- **Aim of the task**
Write the entries below out again exactly; any picture in them stays out.

Stored items from a collection:

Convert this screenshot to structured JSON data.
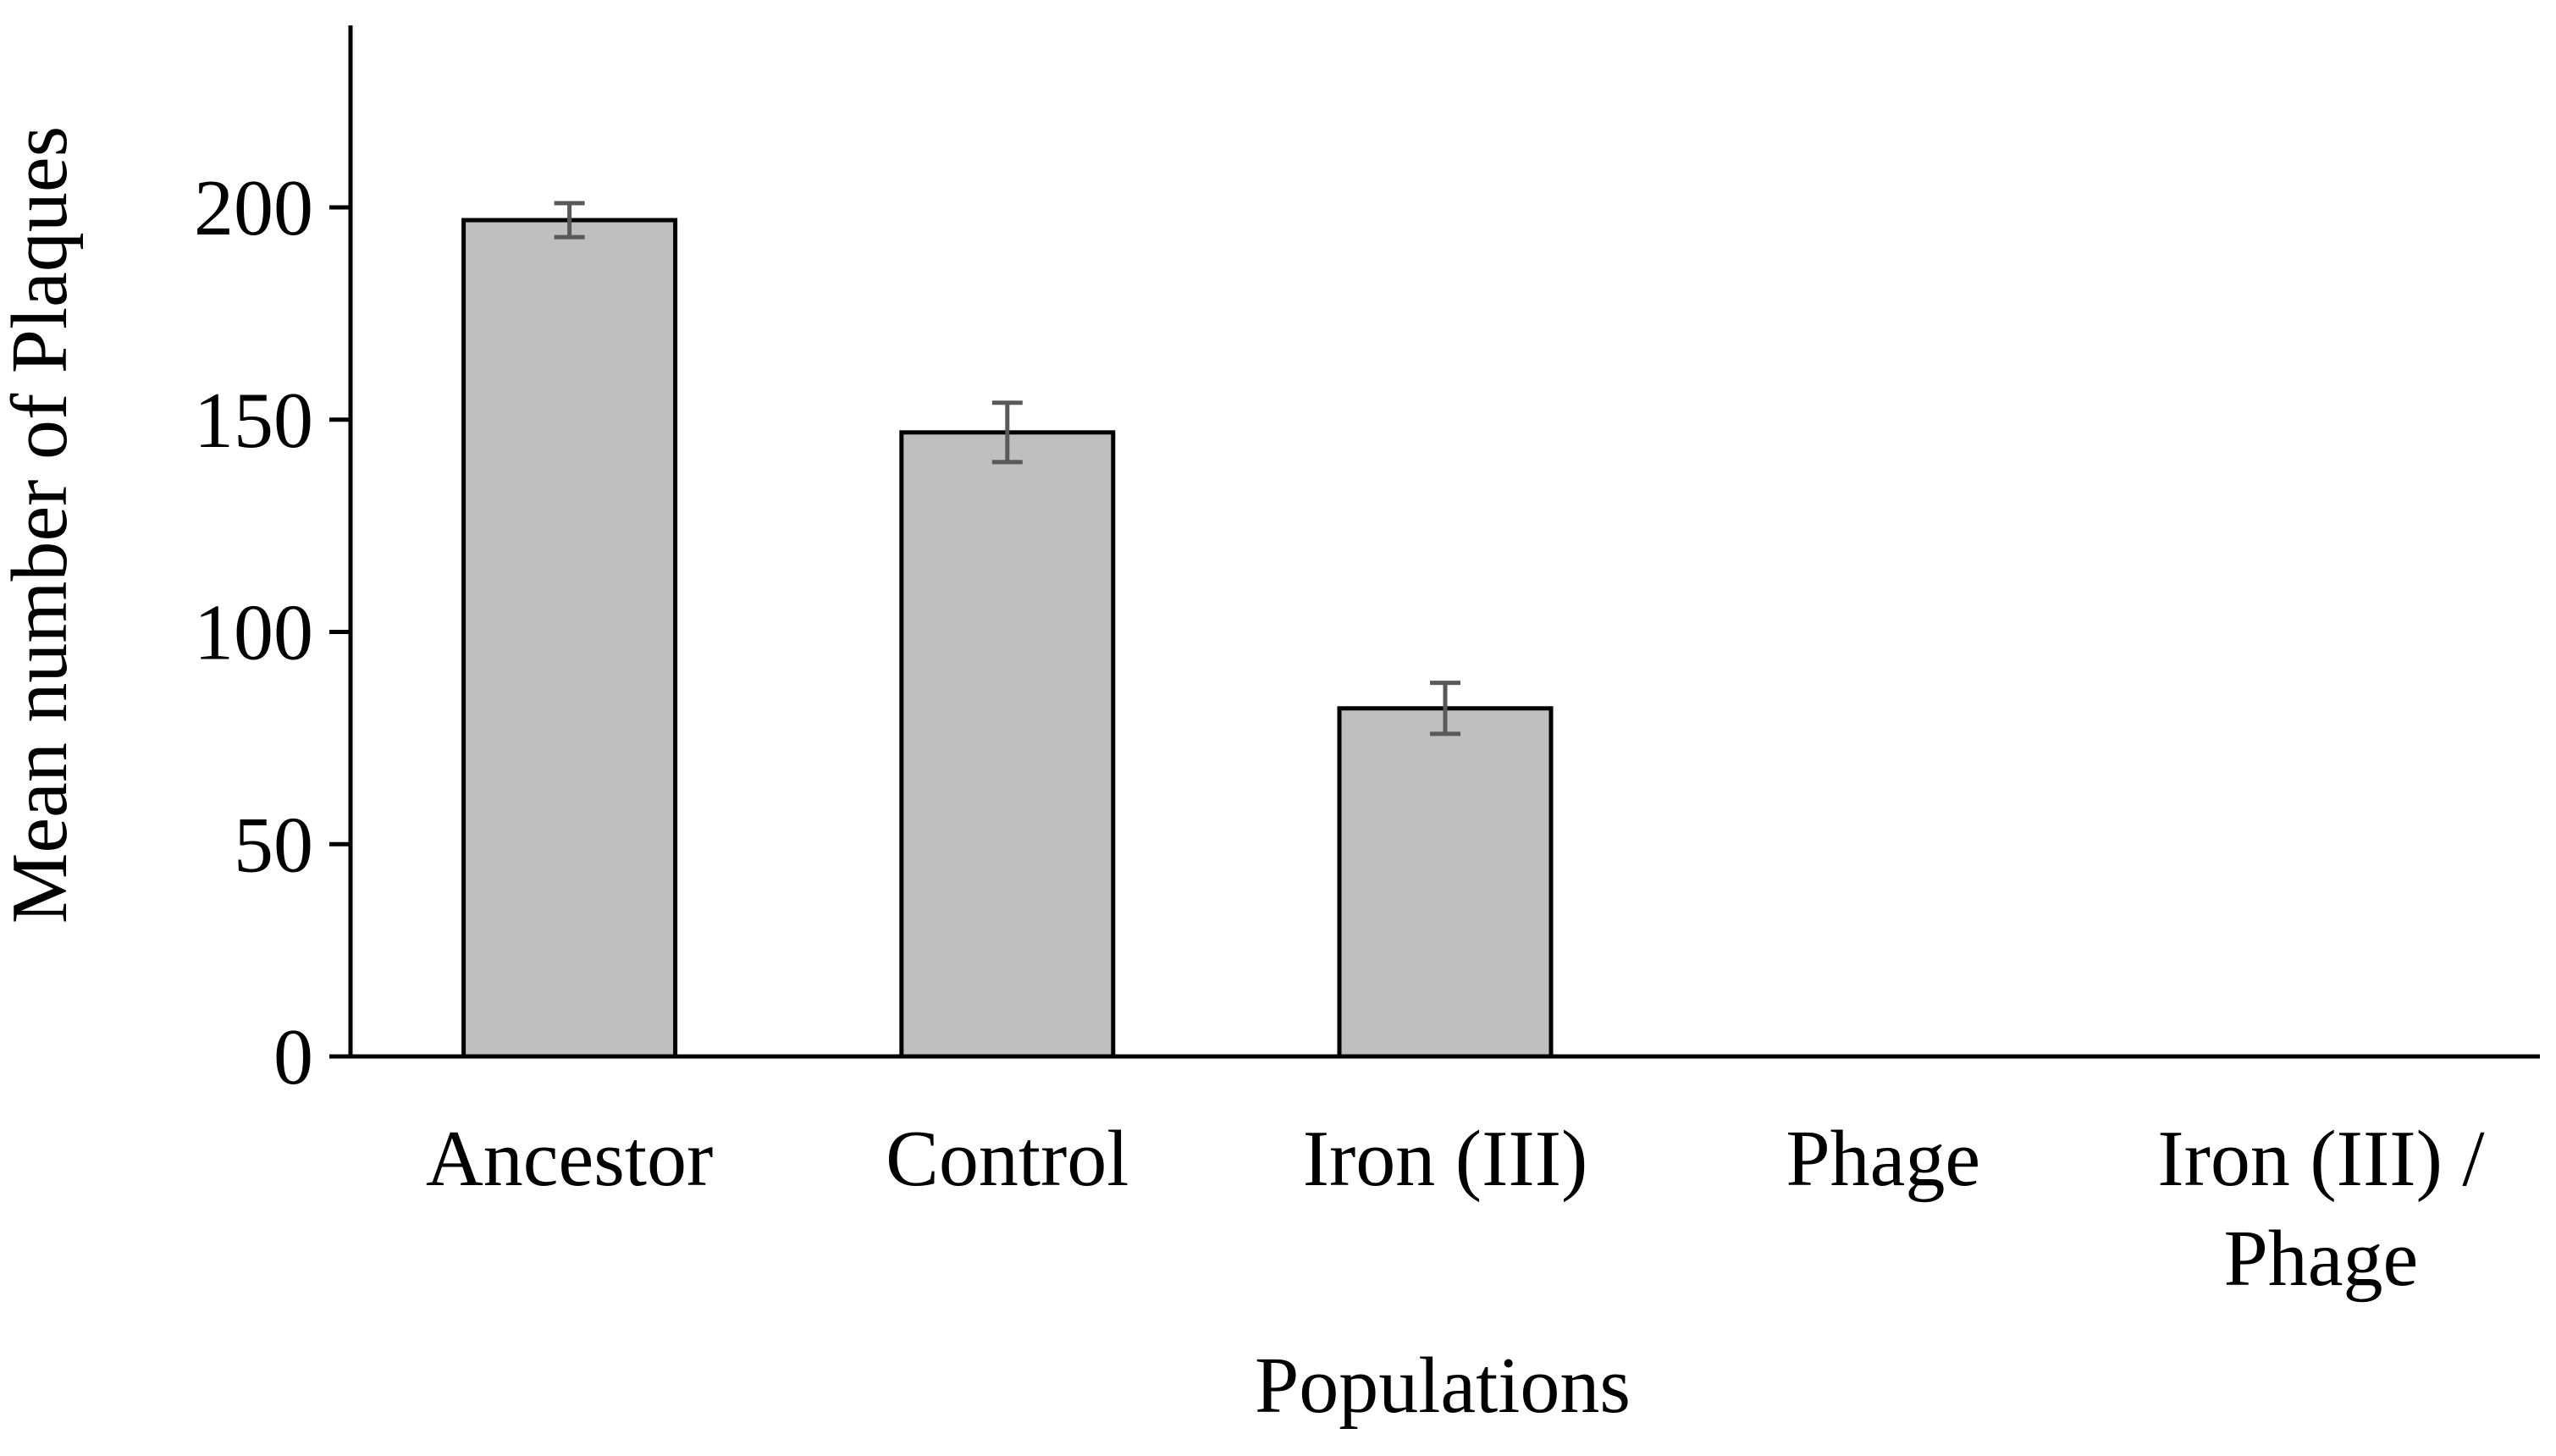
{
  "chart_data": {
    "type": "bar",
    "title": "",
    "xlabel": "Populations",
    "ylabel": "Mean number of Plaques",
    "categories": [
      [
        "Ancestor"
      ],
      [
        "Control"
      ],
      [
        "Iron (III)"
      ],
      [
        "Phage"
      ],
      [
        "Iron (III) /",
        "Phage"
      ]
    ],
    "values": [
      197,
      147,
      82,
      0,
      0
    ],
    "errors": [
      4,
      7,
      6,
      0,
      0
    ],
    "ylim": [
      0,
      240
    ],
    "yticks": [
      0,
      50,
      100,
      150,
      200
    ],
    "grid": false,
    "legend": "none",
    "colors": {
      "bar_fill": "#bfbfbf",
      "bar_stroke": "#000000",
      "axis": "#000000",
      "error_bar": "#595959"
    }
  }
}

- **Written response**
Convert this screenshot to structured JSON data.
{
  "chart_data": {
    "type": "bar",
    "title": "",
    "xlabel": "Populations",
    "ylabel": "Mean number of Plaques",
    "categories": [
      [
        "Ancestor"
      ],
      [
        "Control"
      ],
      [
        "Iron (III)"
      ],
      [
        "Phage"
      ],
      [
        "Iron (III) /",
        "Phage"
      ]
    ],
    "values": [
      197,
      147,
      82,
      0,
      0
    ],
    "errors": [
      4,
      7,
      6,
      0,
      0
    ],
    "ylim": [
      0,
      240
    ],
    "yticks": [
      0,
      50,
      100,
      150,
      200
    ],
    "grid": false,
    "legend": "none",
    "colors": {
      "bar_fill": "#bfbfbf",
      "bar_stroke": "#000000",
      "axis": "#000000",
      "error_bar": "#595959"
    }
  }
}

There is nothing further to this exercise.